## TASK
Return each line holding the string "внесении".

(Saved entries)
==============================

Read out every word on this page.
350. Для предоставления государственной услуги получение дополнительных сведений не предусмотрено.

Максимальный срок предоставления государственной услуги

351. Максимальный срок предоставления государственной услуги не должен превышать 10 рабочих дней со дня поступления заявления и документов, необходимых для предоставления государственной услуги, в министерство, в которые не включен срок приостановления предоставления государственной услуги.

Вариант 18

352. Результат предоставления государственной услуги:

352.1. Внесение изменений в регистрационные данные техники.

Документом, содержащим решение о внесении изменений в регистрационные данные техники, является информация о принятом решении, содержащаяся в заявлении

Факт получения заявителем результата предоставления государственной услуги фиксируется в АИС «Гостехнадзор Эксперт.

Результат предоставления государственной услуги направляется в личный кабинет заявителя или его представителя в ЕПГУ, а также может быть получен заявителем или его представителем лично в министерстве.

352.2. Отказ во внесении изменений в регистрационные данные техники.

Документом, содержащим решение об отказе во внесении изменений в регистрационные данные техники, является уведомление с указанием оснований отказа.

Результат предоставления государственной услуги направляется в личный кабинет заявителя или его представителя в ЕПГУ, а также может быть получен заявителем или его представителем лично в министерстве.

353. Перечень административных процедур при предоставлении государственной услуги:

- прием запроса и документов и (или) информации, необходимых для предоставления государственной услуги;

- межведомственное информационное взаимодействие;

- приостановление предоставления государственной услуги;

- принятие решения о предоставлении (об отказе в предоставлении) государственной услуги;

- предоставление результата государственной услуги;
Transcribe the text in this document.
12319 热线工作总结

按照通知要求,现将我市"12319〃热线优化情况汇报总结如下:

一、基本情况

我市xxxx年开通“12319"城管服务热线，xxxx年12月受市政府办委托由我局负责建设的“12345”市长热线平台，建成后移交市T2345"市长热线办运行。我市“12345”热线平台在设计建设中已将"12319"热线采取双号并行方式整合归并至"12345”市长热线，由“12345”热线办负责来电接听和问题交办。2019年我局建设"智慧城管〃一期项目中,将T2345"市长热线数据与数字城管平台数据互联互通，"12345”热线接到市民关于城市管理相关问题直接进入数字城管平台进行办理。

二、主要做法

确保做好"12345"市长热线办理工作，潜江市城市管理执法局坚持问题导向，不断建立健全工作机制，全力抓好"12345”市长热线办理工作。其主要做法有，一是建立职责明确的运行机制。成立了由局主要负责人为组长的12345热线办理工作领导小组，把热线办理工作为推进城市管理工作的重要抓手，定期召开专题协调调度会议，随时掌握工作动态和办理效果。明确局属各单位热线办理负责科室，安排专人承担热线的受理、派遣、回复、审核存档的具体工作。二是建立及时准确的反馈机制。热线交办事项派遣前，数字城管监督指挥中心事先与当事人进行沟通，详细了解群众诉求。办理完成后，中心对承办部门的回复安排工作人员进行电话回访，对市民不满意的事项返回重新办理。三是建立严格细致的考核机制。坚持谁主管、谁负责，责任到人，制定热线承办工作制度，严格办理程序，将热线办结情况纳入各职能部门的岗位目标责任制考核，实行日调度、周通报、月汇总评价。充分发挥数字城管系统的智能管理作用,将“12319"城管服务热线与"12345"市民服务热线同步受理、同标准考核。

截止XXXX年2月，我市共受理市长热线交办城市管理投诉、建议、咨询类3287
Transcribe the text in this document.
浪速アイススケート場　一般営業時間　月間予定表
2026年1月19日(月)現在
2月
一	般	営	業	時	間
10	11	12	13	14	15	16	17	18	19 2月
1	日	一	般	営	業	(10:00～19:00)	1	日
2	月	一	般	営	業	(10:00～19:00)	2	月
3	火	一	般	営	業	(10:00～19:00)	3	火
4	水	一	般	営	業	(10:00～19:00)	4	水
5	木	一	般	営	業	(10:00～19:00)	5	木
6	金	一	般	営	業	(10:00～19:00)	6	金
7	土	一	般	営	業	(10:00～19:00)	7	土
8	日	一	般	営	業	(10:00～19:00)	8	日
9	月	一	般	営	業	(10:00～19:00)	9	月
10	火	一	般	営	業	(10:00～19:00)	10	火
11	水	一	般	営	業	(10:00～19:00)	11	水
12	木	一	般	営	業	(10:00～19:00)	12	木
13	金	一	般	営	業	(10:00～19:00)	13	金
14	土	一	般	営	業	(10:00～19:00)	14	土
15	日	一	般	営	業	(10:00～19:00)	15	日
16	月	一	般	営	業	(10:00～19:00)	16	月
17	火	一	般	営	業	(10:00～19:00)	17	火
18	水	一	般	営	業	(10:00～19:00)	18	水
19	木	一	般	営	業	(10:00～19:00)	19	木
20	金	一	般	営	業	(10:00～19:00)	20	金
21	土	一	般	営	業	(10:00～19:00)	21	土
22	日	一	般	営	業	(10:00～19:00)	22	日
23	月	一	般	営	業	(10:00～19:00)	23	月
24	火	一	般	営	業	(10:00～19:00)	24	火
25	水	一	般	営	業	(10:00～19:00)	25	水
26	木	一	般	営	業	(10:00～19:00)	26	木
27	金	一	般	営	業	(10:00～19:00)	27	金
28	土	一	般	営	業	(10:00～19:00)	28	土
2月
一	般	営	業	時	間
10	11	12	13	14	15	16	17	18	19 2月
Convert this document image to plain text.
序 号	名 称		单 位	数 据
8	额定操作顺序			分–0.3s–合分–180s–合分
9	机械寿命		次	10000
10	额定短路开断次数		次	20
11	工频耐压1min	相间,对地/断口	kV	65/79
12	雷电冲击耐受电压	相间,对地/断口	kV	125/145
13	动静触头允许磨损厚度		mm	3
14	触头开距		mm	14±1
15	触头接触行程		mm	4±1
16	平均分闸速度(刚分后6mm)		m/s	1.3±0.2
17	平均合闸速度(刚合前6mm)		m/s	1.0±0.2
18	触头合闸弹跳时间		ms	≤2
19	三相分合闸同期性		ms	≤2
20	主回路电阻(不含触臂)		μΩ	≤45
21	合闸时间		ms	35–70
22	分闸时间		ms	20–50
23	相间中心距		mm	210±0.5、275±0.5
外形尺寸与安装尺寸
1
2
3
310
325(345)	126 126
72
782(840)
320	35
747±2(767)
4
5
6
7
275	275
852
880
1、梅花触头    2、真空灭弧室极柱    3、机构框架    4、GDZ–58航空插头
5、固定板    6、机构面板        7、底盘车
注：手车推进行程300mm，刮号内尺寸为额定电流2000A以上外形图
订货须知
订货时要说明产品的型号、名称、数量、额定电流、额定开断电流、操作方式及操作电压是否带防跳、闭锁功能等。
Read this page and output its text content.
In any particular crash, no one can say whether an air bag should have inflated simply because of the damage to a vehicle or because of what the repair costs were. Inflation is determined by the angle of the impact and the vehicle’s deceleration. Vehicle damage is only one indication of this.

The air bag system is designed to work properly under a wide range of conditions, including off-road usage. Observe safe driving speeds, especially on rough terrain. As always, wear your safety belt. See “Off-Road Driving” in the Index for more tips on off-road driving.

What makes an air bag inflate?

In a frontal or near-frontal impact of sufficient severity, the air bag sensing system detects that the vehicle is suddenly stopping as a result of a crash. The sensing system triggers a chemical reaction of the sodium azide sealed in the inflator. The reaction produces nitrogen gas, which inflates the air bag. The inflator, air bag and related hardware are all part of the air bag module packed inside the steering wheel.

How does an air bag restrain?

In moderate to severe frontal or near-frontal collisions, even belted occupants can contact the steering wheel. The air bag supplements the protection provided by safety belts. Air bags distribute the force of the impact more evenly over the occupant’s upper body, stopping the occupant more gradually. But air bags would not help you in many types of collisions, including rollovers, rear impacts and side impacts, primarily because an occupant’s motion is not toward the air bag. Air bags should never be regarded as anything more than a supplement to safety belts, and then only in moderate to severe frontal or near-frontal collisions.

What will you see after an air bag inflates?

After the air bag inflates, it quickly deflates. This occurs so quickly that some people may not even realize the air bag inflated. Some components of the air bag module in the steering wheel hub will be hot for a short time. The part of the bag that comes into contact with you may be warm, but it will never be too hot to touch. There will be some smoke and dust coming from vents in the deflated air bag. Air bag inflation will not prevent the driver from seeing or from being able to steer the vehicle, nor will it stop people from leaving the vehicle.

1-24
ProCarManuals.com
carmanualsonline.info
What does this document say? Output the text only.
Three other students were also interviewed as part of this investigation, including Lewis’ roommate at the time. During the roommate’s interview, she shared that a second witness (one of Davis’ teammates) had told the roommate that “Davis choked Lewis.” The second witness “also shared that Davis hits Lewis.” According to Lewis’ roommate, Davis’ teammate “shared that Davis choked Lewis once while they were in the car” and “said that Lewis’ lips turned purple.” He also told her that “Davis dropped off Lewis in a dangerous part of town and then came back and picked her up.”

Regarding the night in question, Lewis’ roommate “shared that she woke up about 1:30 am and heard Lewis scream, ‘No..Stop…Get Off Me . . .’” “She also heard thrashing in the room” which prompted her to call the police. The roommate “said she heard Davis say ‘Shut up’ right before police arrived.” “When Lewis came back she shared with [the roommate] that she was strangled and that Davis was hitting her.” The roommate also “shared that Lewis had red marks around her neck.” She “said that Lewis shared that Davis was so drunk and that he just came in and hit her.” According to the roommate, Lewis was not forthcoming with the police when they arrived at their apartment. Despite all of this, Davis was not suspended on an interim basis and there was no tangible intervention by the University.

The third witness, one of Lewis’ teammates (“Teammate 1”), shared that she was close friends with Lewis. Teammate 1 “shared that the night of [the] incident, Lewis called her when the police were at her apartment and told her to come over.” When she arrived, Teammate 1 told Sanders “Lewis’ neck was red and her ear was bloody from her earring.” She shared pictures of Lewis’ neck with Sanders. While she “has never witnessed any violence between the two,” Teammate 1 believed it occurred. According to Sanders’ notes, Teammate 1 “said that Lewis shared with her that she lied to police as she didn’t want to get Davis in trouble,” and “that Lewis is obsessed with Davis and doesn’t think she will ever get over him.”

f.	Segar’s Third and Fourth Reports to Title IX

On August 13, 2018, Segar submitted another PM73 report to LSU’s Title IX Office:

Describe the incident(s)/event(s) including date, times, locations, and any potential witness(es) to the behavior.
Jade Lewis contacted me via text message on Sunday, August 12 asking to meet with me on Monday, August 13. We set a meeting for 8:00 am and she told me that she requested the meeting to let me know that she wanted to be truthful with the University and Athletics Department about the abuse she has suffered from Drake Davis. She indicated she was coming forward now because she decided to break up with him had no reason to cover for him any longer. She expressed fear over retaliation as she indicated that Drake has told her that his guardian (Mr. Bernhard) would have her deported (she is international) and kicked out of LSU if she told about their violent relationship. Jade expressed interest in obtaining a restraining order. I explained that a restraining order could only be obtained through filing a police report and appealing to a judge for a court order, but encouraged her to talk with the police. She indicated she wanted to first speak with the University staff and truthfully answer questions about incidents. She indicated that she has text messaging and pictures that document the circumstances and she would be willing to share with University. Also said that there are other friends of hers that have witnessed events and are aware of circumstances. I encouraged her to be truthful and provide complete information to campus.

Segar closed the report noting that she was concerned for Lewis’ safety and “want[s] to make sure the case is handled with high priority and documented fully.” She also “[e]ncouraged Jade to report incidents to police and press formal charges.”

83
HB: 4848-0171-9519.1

==============================

## OUTPUT FOR THIS TASK
Документом, содержащим решение о внесении изменений в регистрационные данные техники, является информация о принятом решении, содержащаяся в заявлении
352.2. Отказ во внесении изменений в регистрационные данные техники.
Документом, содержащим решение об отказе во внесении изменений в регистрационные данные техники, является уведомление с указанием оснований отказа.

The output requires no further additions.